# Your tasks:
1. Extract the passage on the Titus Andronicus film, from "Here’s the pitch: Titus" up to and including "rape, and disembowelment.".
2. Extend the article about Steve Bannon and Titus Andronicus, picking up right after its final sentence.

# Passage shown:
══════════════════════════════
Titus in Space


On Film

Steve Bannon’s obsession with Shakespeare’s goriest play.


Here’s the pitch: Titus Andronicus in outer space.

You might have forced a smile, sitting through a meeting with Steve Bannon during his Hollywood years in the early nineties. Today, as Trump’s chief advisor, the world’s second-most-powerful man designate has other scenarios to sell. But before Bannon was merely taking over the free world, he was bent on conquering Tinseltown, and he had a serious obsession: he wanted to make a movie version of Titus Andronicus, Shakespeare’s bloodiest revenge play, rife with murder, rape, and disembowelment.

Bannon succeeded, eventually. He optioned a well-reviewed but audience-challenged 1994 off-Broadway adaptation staged by Julie “Lion King” Taymor—putting Bannon, an investment banker, in the “Bard biz,” according to a story I reported in 1997, while on staff at Variety. But at the end of Bannon’s decade-long campaign to get his favorite play onscreen, victory was Pyrrhic. Titus, the twenty-five million dollar movie adaptation directed by Taymor, toplining Anthony Hopkins and Jessica Lange, and released by Fox Searchlight in 1999, laid an egg at the box office, grossing just over two million dollars. For Bannon—the movie’s executive producer and chairman of the board of First Look, the production company that raised all the money—it was a learning experience.
══════════════════════════════
(Layout dataset entries)
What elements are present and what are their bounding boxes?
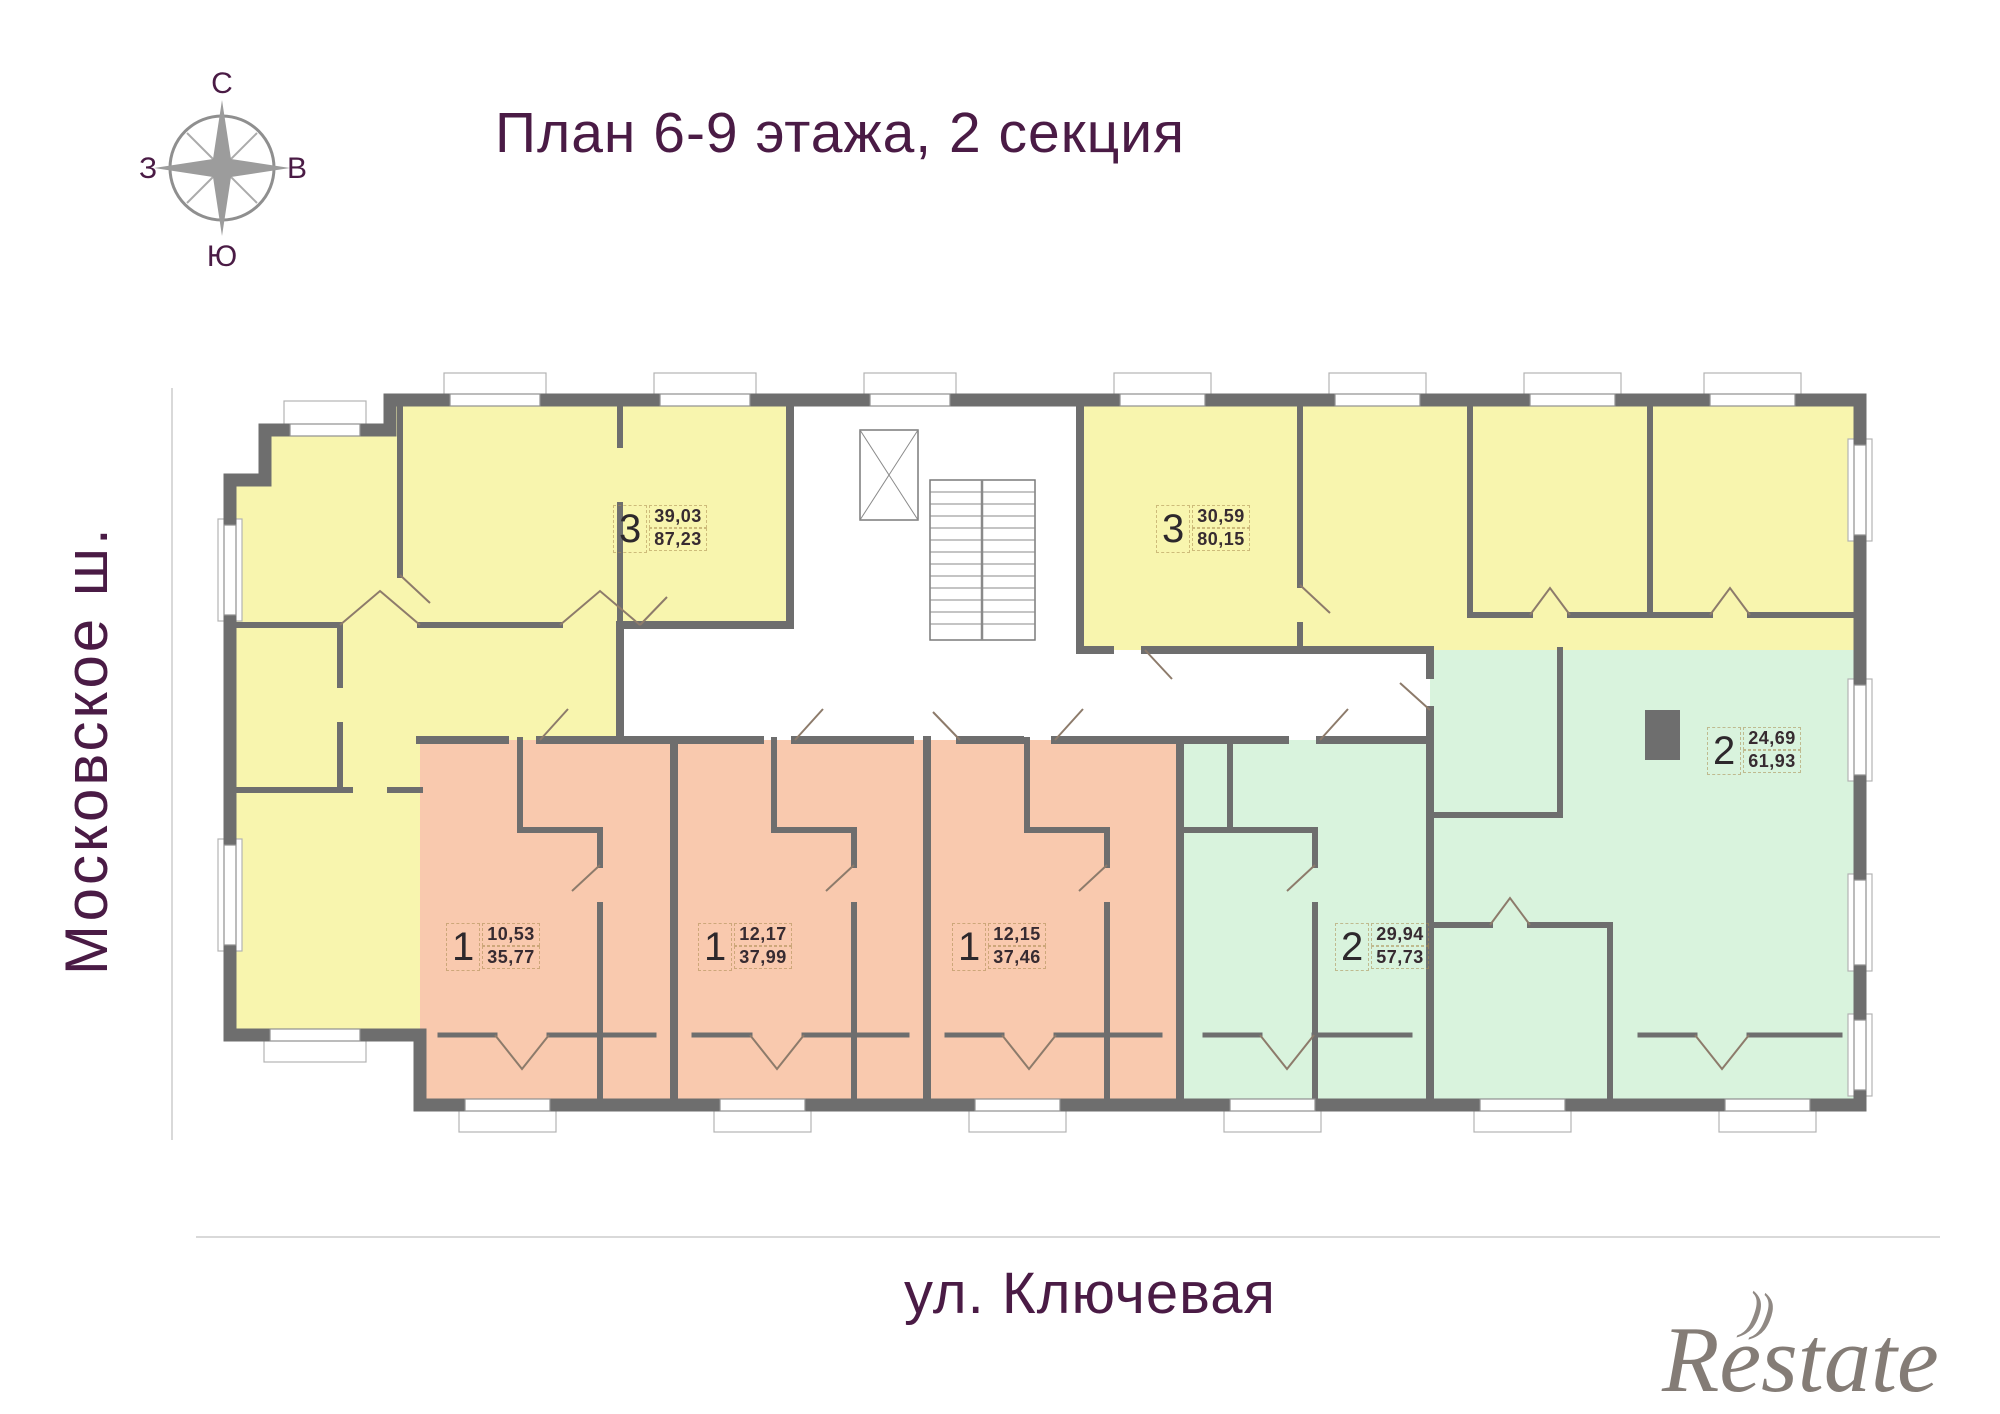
page-title: План 6-9 этажа, 2 секция [340, 100, 1340, 166]
left-divider-line [171, 388, 173, 1140]
compass-east-label: В [287, 152, 307, 185]
bottom-divider-line [196, 1236, 1940, 1238]
total-area: 80,15 [1192, 528, 1250, 551]
staircase [930, 480, 1035, 640]
total-area: 35,77 [482, 946, 540, 969]
apartment-rooms: 3 [613, 505, 647, 553]
street-label-moskovskoe: Московское ш. [52, 400, 144, 1100]
apartment-label-1room-a: 1 10,53 35,77 [446, 923, 540, 971]
living-area: 29,94 [1371, 923, 1429, 946]
living-area: 10,53 [482, 923, 540, 946]
total-area: 37,99 [734, 946, 792, 969]
total-area: 37,46 [988, 946, 1046, 969]
apartment-fills [230, 400, 1860, 1105]
compass-south-label: Ю [207, 240, 237, 273]
duct-shaft [1645, 710, 1680, 760]
total-area: 57,73 [1371, 946, 1429, 969]
restate-watermark: )) Restate [1662, 1306, 1939, 1414]
apartment-rooms: 3 [1156, 505, 1190, 553]
compass-rose-icon: С В З Ю [137, 63, 307, 273]
apartment-rooms: 1 [952, 923, 986, 971]
apartment-label-3room-left: 3 39,03 87,23 [613, 505, 707, 553]
apartment-label-2room-left: 2 29,94 57,73 [1335, 923, 1429, 971]
apartment-rooms: 1 [698, 923, 732, 971]
compass-west-label: З [139, 152, 157, 185]
living-area: 24,69 [1743, 727, 1801, 750]
apartment-rooms: 2 [1707, 727, 1741, 775]
living-area: 39,03 [649, 505, 707, 528]
apartment-label-1room-c: 1 12,15 37,46 [952, 923, 1046, 971]
apartment-label-2room-right: 2 24,69 61,93 [1707, 727, 1801, 775]
restate-watermark-text: Restate [1662, 1308, 1939, 1412]
apartment-rooms: 2 [1335, 923, 1369, 971]
floor-plan: 3 39,03 87,23 3 30,59 80,15 1 10,53 35,7… [230, 385, 1910, 1120]
total-area: 87,23 [649, 528, 707, 551]
total-area: 61,93 [1743, 750, 1801, 773]
compass-star-icon [154, 100, 290, 236]
living-area: 12,15 [988, 923, 1046, 946]
apartment-label-3room-right: 3 30,59 80,15 [1156, 505, 1250, 553]
apartment-rooms: 1 [446, 923, 480, 971]
apartment-label-1room-b: 1 12,17 37,99 [698, 923, 792, 971]
living-area: 30,59 [1192, 505, 1250, 528]
floor-plan-page: План 6-9 этажа, 2 секция С В З Ю Московс… [0, 0, 2000, 1414]
elevator-shaft [860, 430, 918, 520]
street-label-klyuchevaya: ул. Ключевая [660, 1260, 1520, 1327]
living-area: 12,17 [734, 923, 792, 946]
compass-north-label: С [211, 67, 233, 100]
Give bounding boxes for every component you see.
══════════════════════════════
# Answers for the tasks:
1.
Here’s the pitch: Titus Andronicus in outer space.

You might have forced a smile, sitting through a meeting with Steve Bannon during his Hollywood years in the early nineties. Today, as Trump’s chief advisor, the world’s second-most-powerful man designate has other scenarios to sell. But before Bannon was merely taking over the free world, he was bent on conquering Tinseltown, and he had a serious obsession: he wanted to make a movie version of Titus Andronicus, Shakespeare’s bloodiest revenge play, rife with murder, rape, and disembowelment.

2.
“If they’d done it my way, it would have been a hit,” Bannon told Julia Jones, a screenwriter who worked with Bannon on an earlier adaptation. Jones toiled out of the Beverly Hills offices at Bannon & Co., turning his ideas into scripts for movies and TV shows, most never seeing the light of day. She was paid a retainer—“It wasn’t a lot,” she says, “but enough to live on.” Among the many projects she worked on with Bannon was Those Who Knew, a proposed TV series about “great thinkers,” including Plato and Marcus Aurelius. “He was always quoting Aurelius,” says Jones. Their working method was simple: Bannon dictated, Jones wrote. “We used to joke that my credit would be TYPED BY JULIA JONES,” she laughs.

Their sixteen-year collaboration was born out of a chance meeting in a restaurant in 1991, where the Hollywood question, “What do you do?” was met with the Hollywood answer, “I’m a screenwriter.” Bannon told Jones he had a project he wanted her to work on.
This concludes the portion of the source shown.